» ENTRIES:
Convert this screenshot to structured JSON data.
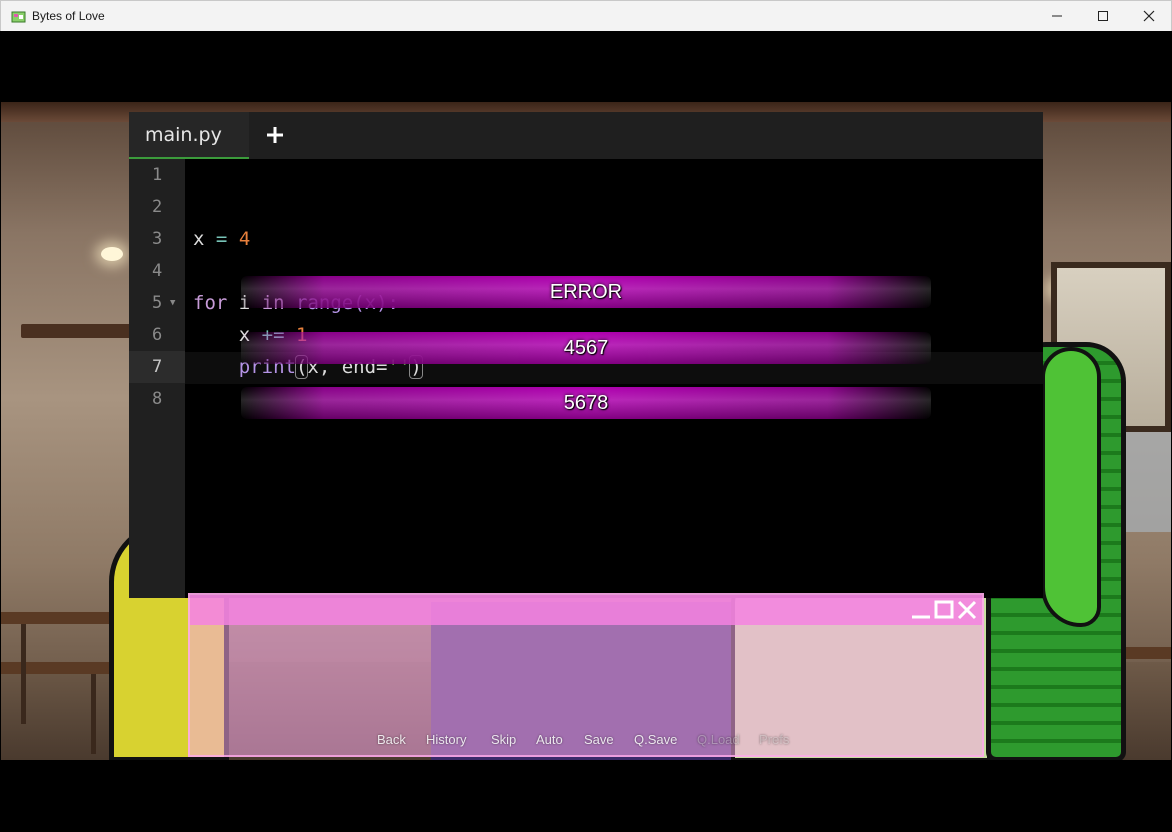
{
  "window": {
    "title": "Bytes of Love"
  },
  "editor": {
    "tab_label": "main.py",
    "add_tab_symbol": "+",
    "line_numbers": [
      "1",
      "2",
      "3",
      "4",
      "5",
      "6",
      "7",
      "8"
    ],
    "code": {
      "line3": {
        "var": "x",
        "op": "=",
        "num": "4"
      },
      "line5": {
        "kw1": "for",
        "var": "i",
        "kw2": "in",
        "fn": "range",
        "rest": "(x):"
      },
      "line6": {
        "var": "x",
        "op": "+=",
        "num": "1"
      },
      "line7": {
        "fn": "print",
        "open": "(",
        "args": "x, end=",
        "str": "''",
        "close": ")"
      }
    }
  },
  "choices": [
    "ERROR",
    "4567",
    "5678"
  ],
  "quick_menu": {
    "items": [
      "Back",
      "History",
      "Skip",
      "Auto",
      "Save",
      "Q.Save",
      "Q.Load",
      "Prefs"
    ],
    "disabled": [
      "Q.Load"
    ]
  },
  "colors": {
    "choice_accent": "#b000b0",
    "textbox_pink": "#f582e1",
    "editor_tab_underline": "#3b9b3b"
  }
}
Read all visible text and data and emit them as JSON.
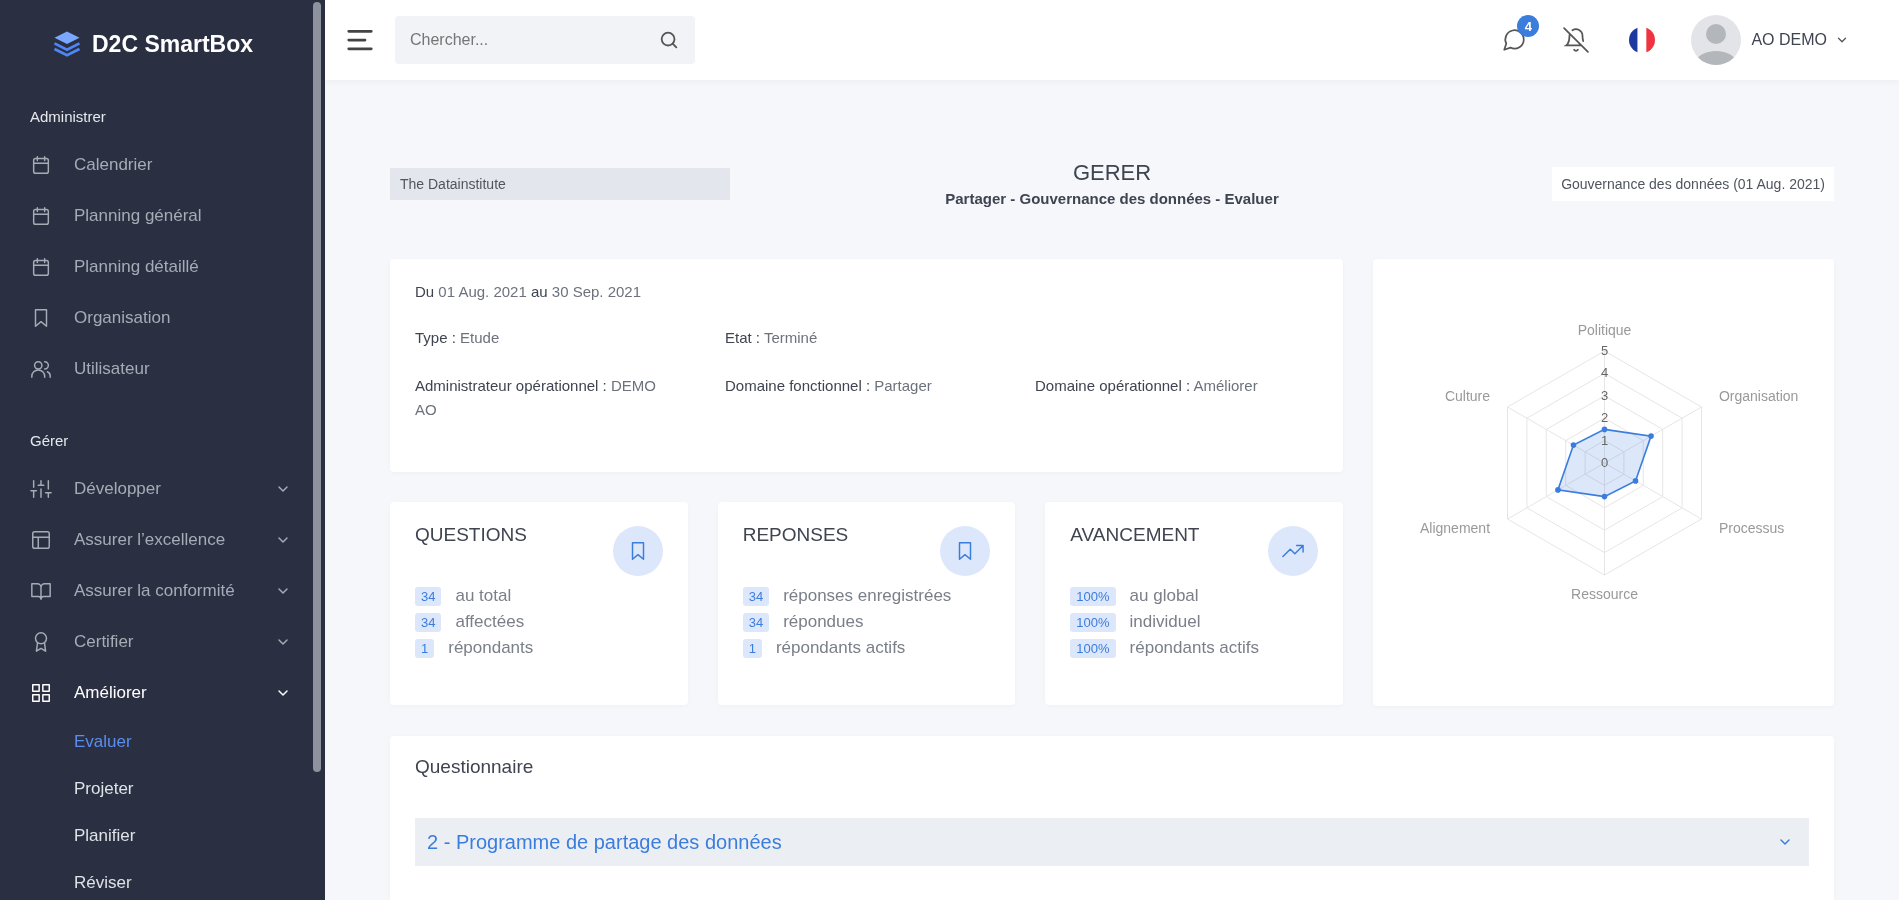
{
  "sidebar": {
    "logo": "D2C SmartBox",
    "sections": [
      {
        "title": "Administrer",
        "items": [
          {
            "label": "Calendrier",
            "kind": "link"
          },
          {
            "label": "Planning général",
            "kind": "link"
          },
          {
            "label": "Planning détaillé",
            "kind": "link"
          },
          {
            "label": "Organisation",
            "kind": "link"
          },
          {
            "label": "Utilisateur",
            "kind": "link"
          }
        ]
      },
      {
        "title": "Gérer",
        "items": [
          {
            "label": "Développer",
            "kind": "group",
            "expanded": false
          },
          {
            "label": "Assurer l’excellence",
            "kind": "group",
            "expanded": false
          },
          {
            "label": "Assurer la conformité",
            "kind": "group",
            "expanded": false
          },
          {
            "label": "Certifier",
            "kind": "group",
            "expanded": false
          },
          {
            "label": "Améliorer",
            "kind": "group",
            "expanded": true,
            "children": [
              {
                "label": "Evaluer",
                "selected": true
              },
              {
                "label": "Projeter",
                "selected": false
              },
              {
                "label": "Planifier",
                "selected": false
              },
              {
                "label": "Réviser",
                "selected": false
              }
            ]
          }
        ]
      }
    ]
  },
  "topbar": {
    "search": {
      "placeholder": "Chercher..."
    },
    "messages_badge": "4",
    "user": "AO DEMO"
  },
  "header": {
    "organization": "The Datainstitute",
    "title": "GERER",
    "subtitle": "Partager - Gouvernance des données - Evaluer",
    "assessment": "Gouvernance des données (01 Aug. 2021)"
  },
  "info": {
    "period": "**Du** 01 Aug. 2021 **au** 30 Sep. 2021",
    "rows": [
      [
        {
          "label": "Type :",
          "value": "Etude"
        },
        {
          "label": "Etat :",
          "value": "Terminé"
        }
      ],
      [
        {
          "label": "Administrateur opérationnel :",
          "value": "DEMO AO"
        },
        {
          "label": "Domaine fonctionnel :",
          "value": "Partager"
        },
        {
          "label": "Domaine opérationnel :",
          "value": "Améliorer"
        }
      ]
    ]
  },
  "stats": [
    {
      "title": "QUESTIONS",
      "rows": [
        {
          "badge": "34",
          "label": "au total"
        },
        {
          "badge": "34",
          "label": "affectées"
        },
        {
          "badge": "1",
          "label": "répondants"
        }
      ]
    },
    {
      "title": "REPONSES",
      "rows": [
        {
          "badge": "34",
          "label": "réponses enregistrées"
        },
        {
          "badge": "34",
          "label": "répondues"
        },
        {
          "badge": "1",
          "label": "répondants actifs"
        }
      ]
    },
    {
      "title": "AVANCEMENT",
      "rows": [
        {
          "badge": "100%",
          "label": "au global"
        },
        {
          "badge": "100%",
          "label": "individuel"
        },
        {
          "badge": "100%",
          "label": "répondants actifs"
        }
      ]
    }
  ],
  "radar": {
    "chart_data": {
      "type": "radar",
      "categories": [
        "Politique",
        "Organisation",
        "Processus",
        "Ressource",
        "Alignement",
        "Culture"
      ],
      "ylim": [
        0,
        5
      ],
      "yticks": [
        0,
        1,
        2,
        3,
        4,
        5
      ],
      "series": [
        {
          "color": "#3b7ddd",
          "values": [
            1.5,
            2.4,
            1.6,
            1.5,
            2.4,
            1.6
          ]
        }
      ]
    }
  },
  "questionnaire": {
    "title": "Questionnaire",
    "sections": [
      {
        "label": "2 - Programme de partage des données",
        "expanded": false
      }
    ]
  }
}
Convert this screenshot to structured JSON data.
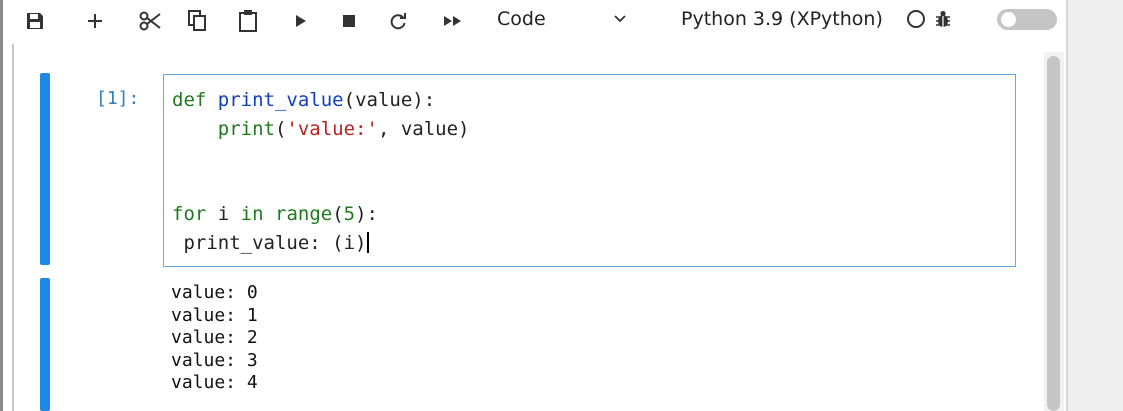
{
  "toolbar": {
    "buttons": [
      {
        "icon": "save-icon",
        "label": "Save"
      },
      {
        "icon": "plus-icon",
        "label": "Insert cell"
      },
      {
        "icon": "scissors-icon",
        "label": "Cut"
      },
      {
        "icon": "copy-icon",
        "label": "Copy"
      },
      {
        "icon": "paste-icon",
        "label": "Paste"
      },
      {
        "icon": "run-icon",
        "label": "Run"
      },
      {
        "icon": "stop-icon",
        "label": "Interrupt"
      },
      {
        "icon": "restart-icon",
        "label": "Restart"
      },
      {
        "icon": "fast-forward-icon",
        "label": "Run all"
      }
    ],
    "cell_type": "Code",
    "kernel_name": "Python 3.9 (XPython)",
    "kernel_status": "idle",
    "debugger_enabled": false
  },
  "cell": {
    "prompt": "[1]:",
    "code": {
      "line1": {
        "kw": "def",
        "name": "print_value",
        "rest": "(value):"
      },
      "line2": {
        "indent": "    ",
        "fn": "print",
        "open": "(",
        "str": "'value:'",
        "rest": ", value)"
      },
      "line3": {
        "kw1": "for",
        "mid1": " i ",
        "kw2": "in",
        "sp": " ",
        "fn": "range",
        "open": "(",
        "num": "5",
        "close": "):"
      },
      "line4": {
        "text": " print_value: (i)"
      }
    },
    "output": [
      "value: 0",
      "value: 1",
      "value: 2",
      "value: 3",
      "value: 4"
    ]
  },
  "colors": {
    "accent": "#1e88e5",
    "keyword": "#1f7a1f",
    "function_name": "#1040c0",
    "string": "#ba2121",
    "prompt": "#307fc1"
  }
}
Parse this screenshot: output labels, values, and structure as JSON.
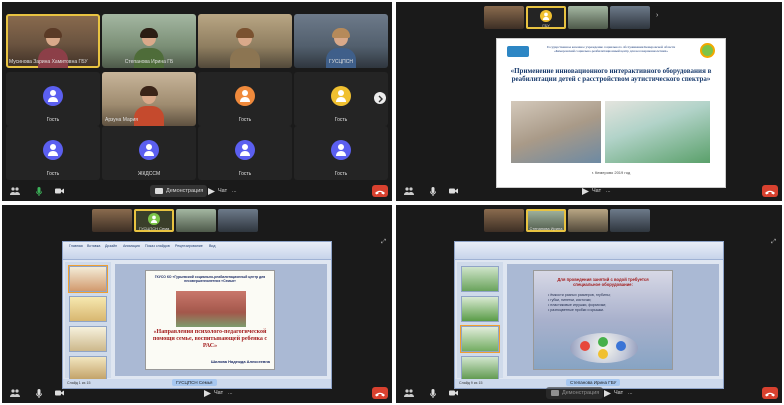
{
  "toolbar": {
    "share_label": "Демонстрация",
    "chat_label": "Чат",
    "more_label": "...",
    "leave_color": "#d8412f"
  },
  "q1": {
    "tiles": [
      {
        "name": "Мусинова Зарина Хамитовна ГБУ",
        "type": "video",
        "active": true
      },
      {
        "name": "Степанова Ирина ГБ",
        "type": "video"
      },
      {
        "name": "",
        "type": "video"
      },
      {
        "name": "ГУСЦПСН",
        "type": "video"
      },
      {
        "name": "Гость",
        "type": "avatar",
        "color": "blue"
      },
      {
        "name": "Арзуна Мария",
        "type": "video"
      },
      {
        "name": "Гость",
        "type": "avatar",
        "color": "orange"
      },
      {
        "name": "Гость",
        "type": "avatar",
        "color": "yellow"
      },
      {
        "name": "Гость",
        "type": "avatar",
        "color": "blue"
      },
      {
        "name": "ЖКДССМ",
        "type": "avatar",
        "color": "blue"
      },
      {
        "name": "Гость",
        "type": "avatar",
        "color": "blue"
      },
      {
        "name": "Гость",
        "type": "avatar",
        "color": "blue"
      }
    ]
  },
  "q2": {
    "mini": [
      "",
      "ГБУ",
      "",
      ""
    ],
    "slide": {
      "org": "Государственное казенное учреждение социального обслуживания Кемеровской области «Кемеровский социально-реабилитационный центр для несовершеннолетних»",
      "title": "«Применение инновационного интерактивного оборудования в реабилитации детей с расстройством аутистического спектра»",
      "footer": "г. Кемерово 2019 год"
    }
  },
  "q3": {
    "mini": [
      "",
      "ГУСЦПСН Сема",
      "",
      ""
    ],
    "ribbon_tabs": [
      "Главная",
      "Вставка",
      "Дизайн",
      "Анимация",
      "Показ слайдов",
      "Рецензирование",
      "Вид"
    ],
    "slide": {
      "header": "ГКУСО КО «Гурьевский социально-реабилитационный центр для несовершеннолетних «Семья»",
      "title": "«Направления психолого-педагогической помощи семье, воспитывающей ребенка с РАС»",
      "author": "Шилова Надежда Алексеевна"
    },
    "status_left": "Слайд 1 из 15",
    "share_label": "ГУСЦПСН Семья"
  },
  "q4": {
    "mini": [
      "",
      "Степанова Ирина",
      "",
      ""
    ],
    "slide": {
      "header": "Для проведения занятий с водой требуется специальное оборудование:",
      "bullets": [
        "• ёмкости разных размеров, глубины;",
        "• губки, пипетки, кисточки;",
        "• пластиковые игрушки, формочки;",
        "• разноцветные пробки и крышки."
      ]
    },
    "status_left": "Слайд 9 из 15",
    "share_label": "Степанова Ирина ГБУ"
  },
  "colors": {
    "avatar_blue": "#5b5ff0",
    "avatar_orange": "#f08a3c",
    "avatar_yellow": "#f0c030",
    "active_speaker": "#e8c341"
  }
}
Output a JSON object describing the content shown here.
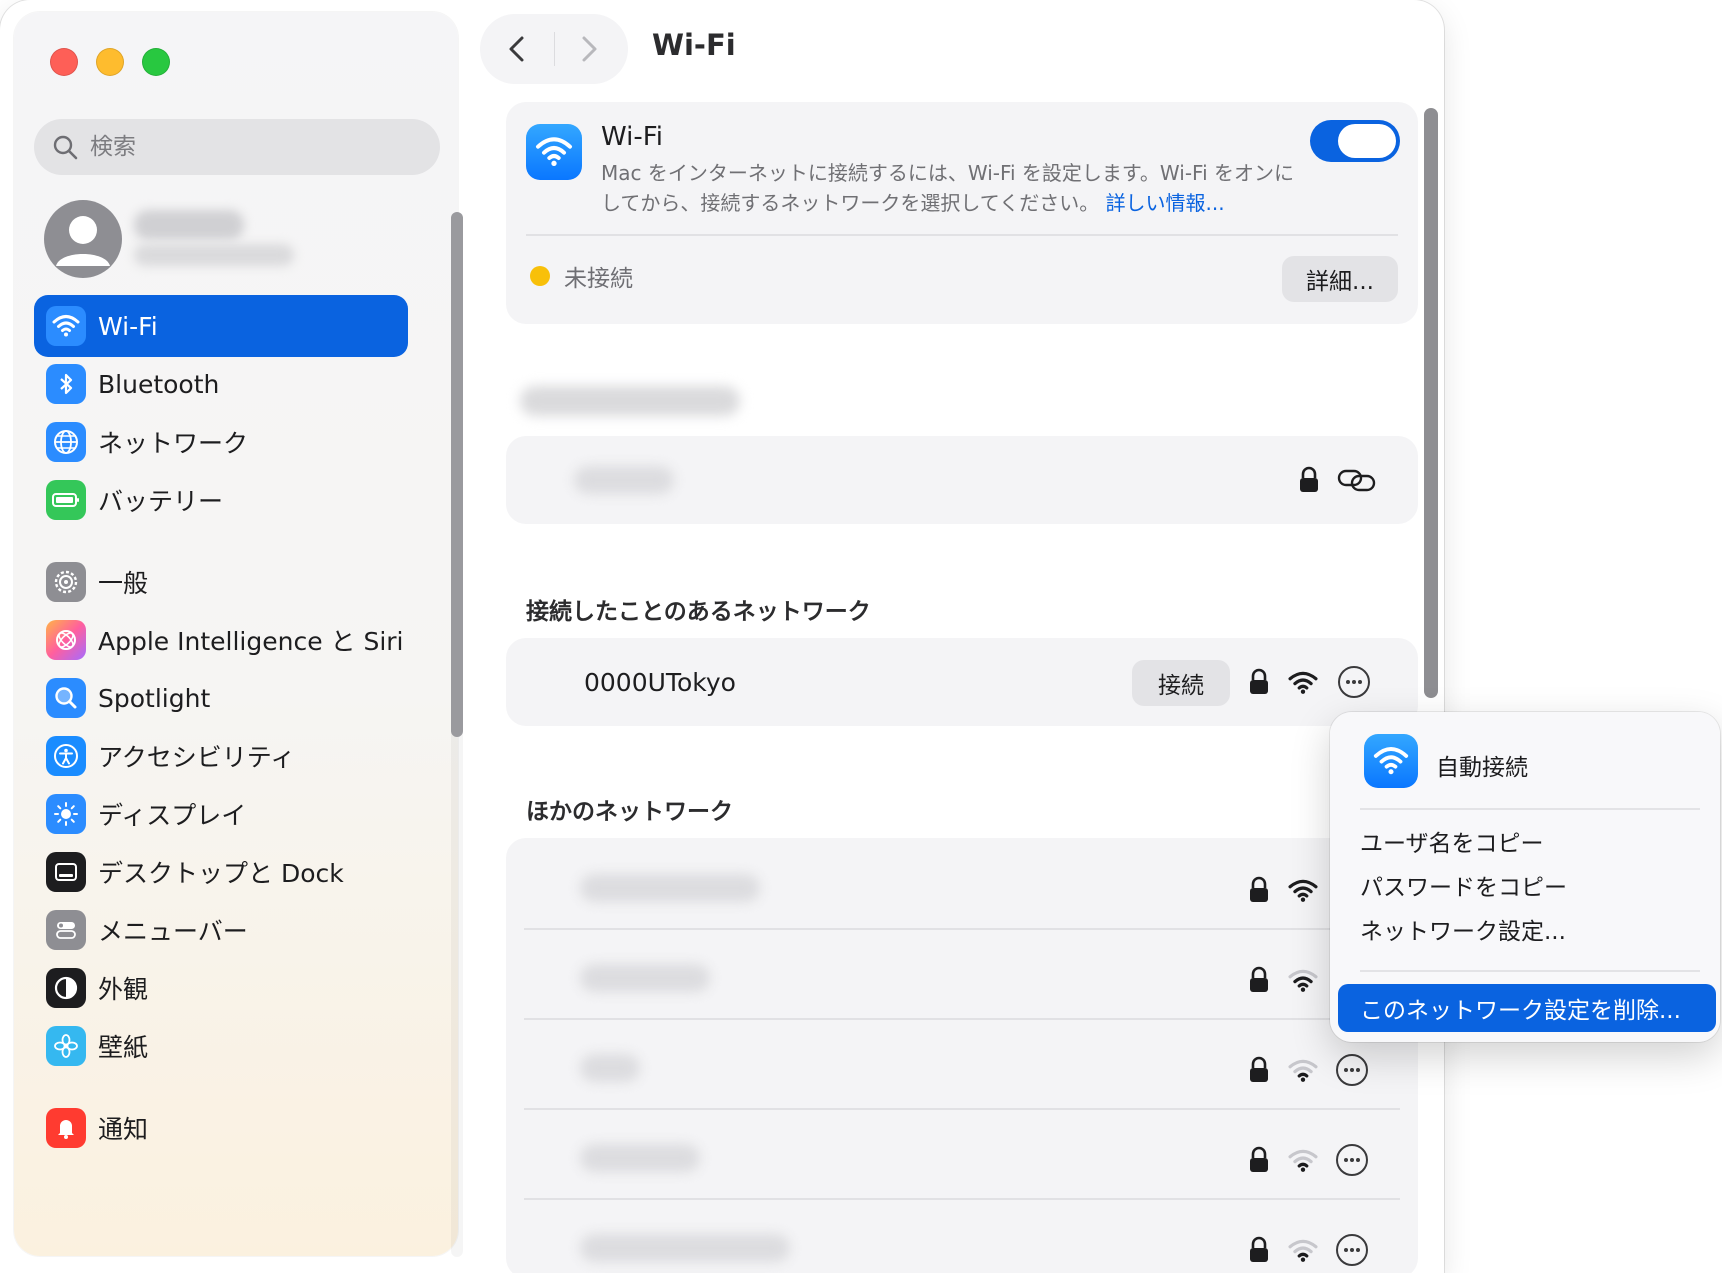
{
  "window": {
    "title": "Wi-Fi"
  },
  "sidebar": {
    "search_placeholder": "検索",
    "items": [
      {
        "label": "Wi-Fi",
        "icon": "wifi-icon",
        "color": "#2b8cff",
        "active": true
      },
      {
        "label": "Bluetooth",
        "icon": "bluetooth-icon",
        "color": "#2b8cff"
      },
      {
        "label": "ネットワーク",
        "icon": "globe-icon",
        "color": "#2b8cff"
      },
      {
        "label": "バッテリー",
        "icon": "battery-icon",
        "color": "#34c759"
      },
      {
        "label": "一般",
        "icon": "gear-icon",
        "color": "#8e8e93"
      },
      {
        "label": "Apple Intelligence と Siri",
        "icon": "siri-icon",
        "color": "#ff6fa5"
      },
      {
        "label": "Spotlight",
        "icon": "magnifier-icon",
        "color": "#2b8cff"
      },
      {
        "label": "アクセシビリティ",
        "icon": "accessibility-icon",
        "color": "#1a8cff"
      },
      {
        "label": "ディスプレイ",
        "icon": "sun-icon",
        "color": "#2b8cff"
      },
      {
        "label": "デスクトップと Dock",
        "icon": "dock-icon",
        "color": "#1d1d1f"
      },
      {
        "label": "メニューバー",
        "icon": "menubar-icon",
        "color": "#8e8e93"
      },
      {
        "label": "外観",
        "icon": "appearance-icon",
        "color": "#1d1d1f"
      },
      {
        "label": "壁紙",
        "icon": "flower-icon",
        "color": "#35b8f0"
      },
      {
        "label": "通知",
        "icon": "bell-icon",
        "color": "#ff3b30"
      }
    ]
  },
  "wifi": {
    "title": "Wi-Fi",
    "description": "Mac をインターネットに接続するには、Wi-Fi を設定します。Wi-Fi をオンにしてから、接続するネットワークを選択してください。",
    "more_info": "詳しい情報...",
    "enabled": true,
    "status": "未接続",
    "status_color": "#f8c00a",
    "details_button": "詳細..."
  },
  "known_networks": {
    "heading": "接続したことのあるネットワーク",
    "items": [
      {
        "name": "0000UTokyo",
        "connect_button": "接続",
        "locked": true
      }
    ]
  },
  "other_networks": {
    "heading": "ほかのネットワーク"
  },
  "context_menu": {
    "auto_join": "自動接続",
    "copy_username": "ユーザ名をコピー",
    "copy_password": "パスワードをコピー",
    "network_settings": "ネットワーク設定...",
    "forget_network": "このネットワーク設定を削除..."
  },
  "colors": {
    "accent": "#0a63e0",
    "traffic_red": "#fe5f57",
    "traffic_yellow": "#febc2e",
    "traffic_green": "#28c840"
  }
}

» TASK INSTRUCTIONS:
Locate all lines in the listing above with the word "heading". Copy them.

» RESPONSE FOR THIS EXERCISE:
    "heading": "接続したことのあるネットワーク",
    "heading": "ほかのネットワーク"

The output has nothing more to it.